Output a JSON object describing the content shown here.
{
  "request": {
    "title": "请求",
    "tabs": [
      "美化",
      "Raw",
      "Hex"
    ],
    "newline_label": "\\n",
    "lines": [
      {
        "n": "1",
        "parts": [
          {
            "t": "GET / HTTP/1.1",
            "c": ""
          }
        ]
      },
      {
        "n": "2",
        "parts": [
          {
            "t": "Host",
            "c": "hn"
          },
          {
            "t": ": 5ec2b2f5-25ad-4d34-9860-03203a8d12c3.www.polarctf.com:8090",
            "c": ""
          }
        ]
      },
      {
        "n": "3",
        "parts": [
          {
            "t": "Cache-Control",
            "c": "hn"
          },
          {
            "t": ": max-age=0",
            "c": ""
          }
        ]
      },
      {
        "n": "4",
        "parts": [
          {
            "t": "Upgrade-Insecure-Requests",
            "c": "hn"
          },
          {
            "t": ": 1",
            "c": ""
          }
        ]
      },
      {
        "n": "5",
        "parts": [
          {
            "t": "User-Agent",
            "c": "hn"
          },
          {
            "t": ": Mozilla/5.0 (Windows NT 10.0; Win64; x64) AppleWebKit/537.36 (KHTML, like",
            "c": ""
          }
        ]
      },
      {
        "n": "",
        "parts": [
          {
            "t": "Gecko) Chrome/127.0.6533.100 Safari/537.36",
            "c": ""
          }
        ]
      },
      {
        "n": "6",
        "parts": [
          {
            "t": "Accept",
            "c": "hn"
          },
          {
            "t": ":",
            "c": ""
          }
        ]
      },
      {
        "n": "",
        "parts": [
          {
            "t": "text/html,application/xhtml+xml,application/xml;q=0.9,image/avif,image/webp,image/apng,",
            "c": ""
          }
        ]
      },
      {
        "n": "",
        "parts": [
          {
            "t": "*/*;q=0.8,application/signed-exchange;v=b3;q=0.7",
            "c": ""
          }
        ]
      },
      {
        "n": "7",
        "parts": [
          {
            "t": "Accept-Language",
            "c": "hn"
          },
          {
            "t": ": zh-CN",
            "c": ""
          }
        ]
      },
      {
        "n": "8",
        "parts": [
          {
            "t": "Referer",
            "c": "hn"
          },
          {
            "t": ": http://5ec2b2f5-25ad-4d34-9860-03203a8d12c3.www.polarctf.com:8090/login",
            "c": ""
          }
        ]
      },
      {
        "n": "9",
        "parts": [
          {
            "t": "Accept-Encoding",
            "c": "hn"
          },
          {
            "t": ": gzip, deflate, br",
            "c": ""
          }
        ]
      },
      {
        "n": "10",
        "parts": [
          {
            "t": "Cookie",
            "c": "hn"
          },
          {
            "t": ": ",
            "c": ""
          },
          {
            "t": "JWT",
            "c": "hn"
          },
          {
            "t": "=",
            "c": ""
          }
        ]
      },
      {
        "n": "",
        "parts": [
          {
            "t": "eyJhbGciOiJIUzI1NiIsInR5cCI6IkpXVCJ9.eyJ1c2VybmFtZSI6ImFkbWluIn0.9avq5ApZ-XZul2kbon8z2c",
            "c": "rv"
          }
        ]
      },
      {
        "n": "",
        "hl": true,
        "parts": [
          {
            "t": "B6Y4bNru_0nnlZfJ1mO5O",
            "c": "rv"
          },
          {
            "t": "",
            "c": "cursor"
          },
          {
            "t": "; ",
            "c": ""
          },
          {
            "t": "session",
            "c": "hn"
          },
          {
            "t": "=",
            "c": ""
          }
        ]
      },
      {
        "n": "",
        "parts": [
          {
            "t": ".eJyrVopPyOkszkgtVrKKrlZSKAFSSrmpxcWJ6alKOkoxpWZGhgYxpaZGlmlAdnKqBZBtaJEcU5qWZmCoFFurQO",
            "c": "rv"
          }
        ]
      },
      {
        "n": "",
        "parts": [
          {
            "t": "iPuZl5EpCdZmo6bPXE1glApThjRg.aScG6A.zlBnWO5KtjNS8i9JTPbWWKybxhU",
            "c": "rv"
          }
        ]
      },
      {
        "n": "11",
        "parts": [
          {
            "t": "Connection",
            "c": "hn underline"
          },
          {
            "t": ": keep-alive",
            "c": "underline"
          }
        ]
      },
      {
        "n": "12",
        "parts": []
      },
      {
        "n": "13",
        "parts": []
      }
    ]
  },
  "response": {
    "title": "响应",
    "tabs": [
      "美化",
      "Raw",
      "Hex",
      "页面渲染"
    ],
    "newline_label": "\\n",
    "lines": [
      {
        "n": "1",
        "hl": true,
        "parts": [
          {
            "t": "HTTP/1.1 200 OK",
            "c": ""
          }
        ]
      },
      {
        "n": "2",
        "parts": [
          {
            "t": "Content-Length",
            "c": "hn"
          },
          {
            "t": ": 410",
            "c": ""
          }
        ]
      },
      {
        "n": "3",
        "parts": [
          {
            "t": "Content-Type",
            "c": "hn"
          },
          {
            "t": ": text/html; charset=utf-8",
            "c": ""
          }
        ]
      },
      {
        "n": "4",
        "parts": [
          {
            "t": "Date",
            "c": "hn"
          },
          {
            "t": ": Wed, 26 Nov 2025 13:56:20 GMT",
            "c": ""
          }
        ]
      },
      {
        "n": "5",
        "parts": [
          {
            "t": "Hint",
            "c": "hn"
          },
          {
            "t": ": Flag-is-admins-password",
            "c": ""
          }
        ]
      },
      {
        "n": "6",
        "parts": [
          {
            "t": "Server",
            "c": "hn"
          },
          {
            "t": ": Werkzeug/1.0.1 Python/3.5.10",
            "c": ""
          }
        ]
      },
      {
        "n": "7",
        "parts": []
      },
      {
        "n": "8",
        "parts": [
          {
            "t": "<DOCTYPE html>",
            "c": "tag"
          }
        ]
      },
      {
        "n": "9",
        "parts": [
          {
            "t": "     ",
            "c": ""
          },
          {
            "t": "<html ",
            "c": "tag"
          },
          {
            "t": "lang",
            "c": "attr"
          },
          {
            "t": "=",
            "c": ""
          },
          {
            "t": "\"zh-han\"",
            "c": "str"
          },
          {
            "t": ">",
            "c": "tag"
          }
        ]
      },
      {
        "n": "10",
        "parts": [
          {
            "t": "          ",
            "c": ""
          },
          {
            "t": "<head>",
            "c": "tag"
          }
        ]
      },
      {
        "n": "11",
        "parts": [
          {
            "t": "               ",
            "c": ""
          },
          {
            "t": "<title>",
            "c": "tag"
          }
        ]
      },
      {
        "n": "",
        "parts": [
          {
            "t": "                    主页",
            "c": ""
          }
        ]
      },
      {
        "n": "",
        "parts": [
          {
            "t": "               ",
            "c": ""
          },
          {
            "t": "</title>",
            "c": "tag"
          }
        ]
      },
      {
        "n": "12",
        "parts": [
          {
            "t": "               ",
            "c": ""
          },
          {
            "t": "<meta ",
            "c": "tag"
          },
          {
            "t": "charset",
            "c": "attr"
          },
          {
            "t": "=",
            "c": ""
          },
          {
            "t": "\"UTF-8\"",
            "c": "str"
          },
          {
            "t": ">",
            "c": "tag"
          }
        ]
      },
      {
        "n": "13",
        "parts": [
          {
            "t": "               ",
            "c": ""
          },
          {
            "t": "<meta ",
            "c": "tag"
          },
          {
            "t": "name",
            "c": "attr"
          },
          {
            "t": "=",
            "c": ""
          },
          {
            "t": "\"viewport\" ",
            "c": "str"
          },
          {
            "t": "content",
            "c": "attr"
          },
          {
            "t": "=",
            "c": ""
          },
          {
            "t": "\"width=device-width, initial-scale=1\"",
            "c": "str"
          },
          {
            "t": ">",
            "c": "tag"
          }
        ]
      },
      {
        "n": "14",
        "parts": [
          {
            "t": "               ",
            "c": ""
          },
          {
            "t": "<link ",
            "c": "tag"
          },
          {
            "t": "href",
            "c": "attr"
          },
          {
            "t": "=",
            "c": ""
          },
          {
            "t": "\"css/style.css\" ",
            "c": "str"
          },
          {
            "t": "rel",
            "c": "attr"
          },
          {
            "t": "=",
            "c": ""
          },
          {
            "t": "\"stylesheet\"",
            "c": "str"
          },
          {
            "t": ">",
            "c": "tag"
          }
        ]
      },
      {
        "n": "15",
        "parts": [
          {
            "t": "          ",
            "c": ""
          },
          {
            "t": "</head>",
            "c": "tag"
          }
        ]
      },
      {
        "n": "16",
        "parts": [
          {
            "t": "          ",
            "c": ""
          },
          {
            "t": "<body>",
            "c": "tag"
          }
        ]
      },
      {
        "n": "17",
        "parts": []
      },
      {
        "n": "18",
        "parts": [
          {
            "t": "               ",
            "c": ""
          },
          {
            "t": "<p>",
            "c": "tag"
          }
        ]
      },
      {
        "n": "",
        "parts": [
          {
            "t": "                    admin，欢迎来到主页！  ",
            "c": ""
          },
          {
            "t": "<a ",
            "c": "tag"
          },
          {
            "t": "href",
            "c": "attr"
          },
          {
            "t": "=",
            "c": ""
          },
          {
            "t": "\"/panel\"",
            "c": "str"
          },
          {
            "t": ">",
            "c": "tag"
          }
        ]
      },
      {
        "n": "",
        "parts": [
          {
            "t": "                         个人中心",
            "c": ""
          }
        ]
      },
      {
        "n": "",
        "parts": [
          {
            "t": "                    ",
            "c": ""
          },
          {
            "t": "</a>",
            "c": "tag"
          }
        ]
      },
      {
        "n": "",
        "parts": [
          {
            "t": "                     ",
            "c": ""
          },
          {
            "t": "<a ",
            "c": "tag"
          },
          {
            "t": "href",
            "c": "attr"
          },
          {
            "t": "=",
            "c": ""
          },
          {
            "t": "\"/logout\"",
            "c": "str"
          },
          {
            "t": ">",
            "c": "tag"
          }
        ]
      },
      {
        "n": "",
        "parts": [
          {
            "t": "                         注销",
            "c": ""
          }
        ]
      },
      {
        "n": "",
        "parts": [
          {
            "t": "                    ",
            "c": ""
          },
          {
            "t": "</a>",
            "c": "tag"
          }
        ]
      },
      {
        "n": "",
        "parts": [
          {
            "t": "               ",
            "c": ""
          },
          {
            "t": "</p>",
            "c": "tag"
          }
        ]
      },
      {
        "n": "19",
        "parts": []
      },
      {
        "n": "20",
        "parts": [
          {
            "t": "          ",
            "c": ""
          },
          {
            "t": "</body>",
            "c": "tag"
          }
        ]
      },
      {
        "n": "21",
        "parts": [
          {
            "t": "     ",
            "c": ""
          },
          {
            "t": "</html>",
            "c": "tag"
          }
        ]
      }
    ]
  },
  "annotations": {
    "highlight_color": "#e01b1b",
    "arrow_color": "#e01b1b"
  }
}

•••

**DESCRIPTION OF THE TASK**
Gather all lines with the string "polarctf" from the data.

**RESULT OF THIS TASK**
            "t": ": 5ec2b2f5-25ad-4d34-9860-03203a8d12c3.www.polarctf.com:8090",
            "t": ": http://5ec2b2f5-25ad-4d34-9860-03203a8d12c3.www.polarctf.com:8090/login",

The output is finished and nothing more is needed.